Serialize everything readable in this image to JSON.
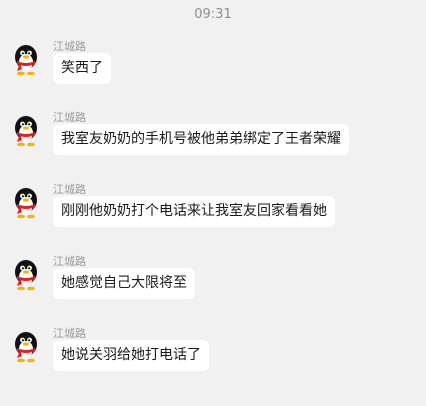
{
  "header": {
    "time": "09:31"
  },
  "messages": [
    {
      "sender": "江城路",
      "text": "笑西了"
    },
    {
      "sender": "江城路",
      "text": "我室友奶奶的手机号被他弟弟绑定了王者荣耀"
    },
    {
      "sender": "江城路",
      "text": "刚刚他奶奶打个电话来让我室友回家看看她"
    },
    {
      "sender": "江城路",
      "text": "她感觉自己大限将至"
    },
    {
      "sender": "江城路",
      "text": "她说关羽给她打电话了"
    }
  ],
  "avatar_icon": "qq-penguin-icon",
  "colors": {
    "background": "#f1f1f1",
    "bubble": "#ffffff",
    "scarf": "#e02020"
  }
}
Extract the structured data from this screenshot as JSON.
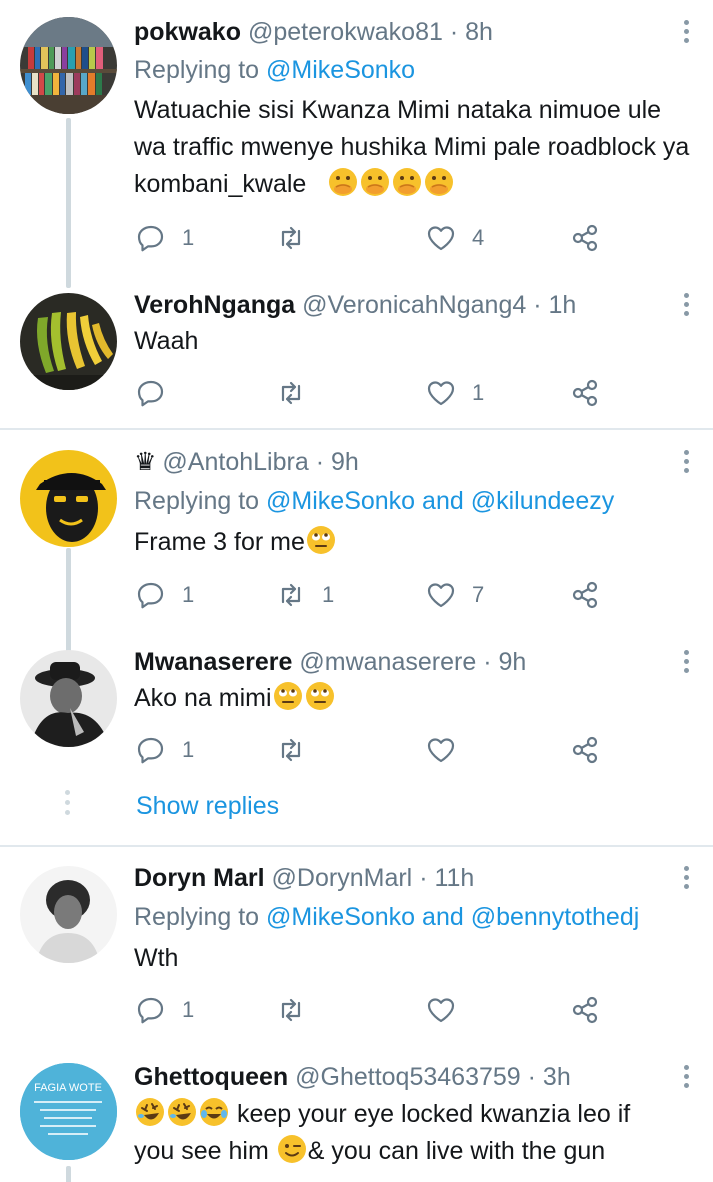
{
  "colors": {
    "accent": "#1b95e0",
    "secondary_text": "#657786",
    "divider": "#e1e8ed",
    "thread_line": "#cfd9de"
  },
  "tweets": [
    {
      "name": "pokwako",
      "handle": "@peterokwako81",
      "separator": "·",
      "time": "8h",
      "replying_prefix": "Replying to",
      "mentions": [
        "@MikeSonko"
      ],
      "text": "Watuachie sisi Kwanza Mimi nataka  nimuoe ule wa traffic mwenye hushika Mimi pale roadblock ya  kombani_kwale",
      "emoji": [
        "face-with-hand-over-mouth",
        "face-with-hand-over-mouth",
        "face-with-hand-over-mouth",
        "face-with-hand-over-mouth"
      ],
      "reply_count": "1",
      "retweet_count": "",
      "like_count": "4"
    },
    {
      "name": "VerohNganga",
      "handle": "@VeronicahNgang4",
      "separator": "·",
      "time": "1h",
      "text": "Waah",
      "reply_count": "",
      "retweet_count": "",
      "like_count": "1"
    },
    {
      "name": "",
      "crown_icon": "chess-king-icon",
      "crown_glyph": "♛",
      "handle": "@AntohLibra",
      "separator": "·",
      "time": "9h",
      "replying_prefix": "Replying to",
      "mentions": [
        "@MikeSonko",
        "@kilundeezy"
      ],
      "mention_joiner": "and",
      "text": "Frame 3 for me",
      "emoji": [
        "face-with-rolling-eyes"
      ],
      "reply_count": "1",
      "retweet_count": "1",
      "like_count": "7"
    },
    {
      "name": "Mwanaserere",
      "handle": "@mwanaserere",
      "separator": "·",
      "time": "9h",
      "text": "Ako na mimi",
      "emoji": [
        "face-with-rolling-eyes",
        "face-with-rolling-eyes"
      ],
      "reply_count": "1",
      "retweet_count": "",
      "like_count": "",
      "show_replies": "Show replies"
    },
    {
      "name": "Doryn Marl",
      "handle": "@DorynMarl",
      "separator": "·",
      "time": "11h",
      "replying_prefix": "Replying to",
      "mentions": [
        "@MikeSonko",
        "@bennytothedj"
      ],
      "mention_joiner": "and",
      "text": "Wth",
      "reply_count": "1",
      "retweet_count": "",
      "like_count": ""
    },
    {
      "name": "Ghettoqueen",
      "handle": "@Ghettoq53463759",
      "separator": "·",
      "time": "3h",
      "emoji_lead": [
        "rolling-on-floor-laughing",
        "rolling-on-floor-laughing",
        "face-with-tears-of-joy"
      ],
      "text_1": "keep your eye locked kwanzia leo if",
      "text_2_a": "you see him",
      "emoji_mid": [
        "winking-face"
      ],
      "text_2_b": "& you can live with the gun",
      "avatar_text": "FAGIA WOTE"
    }
  ]
}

■ ■ ■ ■ ■

Copy out every line in the entries above that holds "this".

Serialize everything readable in this image to JSON.
Extract the structured data from this screenshot as JSON.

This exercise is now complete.